- **Your task**
Output the data below in full, character for character.

- **Record extracts**
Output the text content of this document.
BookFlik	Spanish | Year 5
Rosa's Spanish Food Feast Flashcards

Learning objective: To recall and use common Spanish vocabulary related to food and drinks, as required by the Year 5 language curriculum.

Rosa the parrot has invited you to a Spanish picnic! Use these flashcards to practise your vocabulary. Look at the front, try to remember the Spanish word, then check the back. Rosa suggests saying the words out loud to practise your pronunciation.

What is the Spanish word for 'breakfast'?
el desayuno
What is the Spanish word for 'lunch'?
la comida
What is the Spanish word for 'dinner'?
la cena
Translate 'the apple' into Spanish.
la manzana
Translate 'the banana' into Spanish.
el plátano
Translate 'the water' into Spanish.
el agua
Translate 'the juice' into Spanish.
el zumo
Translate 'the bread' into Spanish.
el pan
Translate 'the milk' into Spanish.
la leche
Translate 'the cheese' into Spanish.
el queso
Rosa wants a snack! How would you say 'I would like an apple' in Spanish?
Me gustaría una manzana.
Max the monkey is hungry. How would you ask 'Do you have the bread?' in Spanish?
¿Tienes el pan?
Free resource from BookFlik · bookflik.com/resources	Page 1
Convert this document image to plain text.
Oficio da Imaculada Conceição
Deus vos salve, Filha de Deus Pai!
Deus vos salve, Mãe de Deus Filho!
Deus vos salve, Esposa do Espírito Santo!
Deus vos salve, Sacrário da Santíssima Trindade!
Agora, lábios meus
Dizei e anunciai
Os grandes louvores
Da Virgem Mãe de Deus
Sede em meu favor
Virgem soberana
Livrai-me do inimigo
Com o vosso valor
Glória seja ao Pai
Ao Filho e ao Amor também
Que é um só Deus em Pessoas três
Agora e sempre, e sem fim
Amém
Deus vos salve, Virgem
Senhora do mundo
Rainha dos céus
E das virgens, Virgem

- **Answer for this exercise**
Output the text content of this document.
BookFlik	Spanish | Year 5
Rosa's Spanish Food Feast Flashcards

Learning objective: To recall and use common Spanish vocabulary related to food and drinks, as required by the Year 5 language curriculum.

Rosa the parrot has invited you to a Spanish picnic! Use these flashcards to practise your vocabulary. Look at the front, try to remember the Spanish word, then check the back. Rosa suggests saying the words out loud to practise your pronunciation.

What is the Spanish word for 'breakfast'?
el desayuno
What is the Spanish word for 'lunch'?
la comida
What is the Spanish word for 'dinner'?
la cena
Translate 'the apple' into Spanish.
la manzana
Translate 'the banana' into Spanish.
el plátano
Translate 'the water' into Spanish.
el agua
Translate 'the juice' into Spanish.
el zumo
Translate 'the bread' into Spanish.
el pan
Translate 'the milk' into Spanish.
la leche
Translate 'the cheese' into Spanish.
el queso
Rosa wants a snack! How would you say 'I would like an apple' in Spanish?
Me gustaría una manzana.
Max the monkey is hungry. How would you ask 'Do you have the bread?' in Spanish?
¿Tienes el pan?
Free resource from BookFlik · bookflik.com/resources	Page 1
Convert this document image to plain text.
Oficio da Imaculada Conceição
Deus vos salve, Filha de Deus Pai!
Deus vos salve, Mãe de Deus Filho!
Deus vos salve, Esposa do Espírito Santo!
Deus vos salve, Sacrário da Santíssima Trindade!
Agora, lábios meus
Dizei e anunciai
Os grandes louvores
Da Virgem Mãe de Deus
Sede em meu favor
Virgem soberana
Livrai-me do inimigo
Com o vosso valor
Glória seja ao Pai
Ao Filho e ao Amor também
Que é um só Deus em Pessoas três
Agora e sempre, e sem fim
Amém
Deus vos salve, Virgem
Senhora do mundo
Rainha dos céus
E das virgens, Virgem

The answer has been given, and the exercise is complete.